Data items
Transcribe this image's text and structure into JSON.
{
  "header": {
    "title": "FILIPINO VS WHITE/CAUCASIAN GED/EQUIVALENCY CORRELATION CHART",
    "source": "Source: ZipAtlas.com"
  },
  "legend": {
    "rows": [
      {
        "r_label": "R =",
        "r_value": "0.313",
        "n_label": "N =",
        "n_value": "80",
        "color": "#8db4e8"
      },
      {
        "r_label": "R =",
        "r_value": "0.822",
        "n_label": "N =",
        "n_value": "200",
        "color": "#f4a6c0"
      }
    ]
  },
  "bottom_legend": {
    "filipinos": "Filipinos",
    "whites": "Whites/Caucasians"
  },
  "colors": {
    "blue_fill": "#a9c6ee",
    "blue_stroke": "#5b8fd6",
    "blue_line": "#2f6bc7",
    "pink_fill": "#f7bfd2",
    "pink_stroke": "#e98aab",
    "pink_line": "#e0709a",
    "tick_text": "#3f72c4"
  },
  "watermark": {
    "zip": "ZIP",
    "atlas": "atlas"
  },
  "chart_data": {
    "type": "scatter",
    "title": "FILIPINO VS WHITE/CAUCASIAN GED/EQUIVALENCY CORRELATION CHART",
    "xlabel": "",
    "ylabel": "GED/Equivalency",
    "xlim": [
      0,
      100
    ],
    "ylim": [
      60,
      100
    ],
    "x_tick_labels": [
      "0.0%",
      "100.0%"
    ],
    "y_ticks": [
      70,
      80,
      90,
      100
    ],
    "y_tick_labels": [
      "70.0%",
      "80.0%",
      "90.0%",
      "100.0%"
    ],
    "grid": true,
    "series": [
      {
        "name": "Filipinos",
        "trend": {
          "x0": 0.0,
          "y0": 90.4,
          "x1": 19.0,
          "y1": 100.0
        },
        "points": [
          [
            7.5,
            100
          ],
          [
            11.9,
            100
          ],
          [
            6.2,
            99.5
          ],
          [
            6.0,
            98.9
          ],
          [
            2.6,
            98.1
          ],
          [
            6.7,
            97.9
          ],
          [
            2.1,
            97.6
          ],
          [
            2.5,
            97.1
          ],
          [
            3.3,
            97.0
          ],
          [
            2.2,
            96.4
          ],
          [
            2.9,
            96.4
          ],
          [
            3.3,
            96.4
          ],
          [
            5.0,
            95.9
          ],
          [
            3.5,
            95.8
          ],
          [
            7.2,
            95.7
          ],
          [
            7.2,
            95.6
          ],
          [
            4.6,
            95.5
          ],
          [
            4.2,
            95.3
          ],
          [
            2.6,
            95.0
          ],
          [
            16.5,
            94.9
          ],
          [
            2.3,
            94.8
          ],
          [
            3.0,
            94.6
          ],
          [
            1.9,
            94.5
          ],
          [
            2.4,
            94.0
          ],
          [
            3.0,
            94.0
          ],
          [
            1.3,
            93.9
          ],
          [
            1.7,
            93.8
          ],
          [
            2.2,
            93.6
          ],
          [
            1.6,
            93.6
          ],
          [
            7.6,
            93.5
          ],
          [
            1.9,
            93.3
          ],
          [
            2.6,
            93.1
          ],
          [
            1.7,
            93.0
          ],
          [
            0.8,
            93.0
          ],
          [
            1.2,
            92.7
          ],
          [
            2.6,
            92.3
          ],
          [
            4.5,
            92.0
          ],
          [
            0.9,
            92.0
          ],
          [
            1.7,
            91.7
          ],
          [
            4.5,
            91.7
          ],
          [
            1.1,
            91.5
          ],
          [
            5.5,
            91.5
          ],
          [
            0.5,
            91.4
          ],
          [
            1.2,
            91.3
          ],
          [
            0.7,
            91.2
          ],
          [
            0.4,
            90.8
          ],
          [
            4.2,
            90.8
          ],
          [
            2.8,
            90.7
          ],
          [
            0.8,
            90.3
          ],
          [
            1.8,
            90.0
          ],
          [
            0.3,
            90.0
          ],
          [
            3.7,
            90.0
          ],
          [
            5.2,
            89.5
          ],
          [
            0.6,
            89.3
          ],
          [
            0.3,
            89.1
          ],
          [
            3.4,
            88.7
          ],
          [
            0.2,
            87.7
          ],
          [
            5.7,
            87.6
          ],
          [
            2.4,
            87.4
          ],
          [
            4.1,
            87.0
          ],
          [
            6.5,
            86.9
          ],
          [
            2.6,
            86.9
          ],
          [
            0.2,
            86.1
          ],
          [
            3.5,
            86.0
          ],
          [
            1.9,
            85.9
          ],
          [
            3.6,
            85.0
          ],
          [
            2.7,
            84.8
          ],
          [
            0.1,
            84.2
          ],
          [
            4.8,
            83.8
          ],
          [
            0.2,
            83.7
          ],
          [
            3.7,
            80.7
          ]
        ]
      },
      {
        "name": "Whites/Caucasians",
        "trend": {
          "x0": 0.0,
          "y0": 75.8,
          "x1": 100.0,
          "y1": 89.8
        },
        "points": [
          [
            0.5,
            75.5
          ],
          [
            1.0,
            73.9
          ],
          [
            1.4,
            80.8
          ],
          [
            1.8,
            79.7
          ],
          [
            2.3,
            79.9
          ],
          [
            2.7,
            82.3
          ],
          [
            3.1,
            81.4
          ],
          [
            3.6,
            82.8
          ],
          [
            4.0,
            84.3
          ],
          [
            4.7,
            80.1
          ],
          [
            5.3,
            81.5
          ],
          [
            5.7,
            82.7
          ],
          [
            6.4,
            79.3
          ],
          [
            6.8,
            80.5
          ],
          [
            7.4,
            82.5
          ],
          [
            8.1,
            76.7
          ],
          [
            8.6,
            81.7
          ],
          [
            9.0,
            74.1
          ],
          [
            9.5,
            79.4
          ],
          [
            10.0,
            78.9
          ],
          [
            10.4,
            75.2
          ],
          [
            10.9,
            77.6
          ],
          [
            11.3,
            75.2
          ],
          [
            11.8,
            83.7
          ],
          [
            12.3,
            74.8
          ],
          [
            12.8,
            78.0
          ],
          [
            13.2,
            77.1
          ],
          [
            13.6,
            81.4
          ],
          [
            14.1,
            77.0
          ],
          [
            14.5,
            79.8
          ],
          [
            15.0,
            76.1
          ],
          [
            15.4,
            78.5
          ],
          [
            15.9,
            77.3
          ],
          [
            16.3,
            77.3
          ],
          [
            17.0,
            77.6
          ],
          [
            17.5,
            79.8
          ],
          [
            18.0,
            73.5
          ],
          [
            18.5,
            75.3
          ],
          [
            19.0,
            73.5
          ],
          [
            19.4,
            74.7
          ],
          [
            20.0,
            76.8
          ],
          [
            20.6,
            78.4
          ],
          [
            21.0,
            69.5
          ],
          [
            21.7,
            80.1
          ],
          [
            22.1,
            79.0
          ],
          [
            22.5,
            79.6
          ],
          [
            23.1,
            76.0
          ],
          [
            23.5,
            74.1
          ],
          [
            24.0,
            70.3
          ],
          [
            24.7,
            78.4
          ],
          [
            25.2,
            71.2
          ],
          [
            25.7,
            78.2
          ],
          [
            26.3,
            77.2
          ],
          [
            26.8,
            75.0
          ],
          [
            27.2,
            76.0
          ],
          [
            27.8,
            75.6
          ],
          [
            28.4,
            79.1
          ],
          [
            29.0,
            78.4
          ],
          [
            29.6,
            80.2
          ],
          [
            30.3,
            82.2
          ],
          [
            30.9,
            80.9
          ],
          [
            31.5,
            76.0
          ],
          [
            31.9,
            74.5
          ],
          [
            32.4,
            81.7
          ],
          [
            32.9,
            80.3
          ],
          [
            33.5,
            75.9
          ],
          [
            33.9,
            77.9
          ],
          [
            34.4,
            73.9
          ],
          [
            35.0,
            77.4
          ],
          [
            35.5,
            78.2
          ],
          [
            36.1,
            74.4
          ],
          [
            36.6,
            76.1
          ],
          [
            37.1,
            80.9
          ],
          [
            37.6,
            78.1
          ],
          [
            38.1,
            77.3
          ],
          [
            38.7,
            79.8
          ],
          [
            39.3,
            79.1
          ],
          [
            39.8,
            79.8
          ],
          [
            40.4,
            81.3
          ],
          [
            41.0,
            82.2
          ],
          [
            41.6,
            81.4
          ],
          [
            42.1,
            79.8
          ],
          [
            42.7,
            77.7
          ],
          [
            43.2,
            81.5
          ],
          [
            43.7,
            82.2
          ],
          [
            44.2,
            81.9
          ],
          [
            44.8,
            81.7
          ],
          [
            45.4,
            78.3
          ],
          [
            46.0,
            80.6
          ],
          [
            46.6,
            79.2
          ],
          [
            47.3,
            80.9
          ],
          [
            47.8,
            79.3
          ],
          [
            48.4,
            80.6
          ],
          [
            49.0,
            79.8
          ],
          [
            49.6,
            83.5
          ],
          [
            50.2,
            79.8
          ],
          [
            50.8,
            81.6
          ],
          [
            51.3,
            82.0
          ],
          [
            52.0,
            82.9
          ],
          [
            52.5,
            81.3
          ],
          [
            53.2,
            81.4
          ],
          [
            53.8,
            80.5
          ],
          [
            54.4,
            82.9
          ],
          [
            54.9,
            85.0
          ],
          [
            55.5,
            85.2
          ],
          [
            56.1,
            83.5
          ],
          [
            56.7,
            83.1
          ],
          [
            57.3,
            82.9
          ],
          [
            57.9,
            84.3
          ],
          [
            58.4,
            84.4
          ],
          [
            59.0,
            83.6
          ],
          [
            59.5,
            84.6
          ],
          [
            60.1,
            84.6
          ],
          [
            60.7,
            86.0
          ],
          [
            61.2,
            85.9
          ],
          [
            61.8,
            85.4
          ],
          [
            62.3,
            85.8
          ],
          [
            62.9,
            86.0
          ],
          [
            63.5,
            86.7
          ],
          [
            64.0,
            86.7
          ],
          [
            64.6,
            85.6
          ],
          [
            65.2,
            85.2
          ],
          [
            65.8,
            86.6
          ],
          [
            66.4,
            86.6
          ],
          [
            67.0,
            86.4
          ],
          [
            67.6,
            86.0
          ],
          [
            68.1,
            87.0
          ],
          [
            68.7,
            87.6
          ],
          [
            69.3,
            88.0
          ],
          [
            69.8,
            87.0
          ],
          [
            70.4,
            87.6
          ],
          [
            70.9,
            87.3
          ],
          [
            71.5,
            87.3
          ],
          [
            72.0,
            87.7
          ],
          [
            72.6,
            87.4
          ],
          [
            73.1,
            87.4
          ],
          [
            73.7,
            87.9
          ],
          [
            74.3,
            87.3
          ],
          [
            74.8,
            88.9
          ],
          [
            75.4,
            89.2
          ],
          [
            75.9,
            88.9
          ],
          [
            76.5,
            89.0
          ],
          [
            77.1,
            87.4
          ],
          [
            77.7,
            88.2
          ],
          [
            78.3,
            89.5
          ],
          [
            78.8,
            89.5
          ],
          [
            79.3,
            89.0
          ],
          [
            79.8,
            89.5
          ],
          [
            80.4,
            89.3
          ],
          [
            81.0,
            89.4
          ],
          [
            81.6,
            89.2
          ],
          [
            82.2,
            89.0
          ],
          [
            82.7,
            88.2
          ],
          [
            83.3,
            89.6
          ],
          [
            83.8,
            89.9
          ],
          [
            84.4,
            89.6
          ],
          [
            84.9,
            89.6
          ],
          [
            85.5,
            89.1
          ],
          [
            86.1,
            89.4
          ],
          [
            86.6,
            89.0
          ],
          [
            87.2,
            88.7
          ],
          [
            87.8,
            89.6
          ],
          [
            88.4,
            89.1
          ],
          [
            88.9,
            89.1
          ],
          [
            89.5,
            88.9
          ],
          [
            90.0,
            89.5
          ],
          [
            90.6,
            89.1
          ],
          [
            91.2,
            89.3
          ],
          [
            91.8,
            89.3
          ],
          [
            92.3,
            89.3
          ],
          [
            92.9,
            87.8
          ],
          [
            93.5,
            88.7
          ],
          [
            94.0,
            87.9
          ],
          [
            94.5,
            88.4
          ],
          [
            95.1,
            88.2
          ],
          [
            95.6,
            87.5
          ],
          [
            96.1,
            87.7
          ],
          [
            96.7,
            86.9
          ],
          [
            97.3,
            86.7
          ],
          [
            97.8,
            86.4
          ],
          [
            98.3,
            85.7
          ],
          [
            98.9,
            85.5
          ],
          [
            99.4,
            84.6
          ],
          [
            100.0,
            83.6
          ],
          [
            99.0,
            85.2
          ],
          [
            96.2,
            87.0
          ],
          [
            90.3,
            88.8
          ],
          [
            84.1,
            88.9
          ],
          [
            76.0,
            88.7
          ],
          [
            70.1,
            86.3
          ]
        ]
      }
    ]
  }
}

■ **WHAT THIS TASK INVOLVES**
Give the number of lines in the listing above that contain "Filipinos", and nothing else.

■ **COMPLETED TASK**
2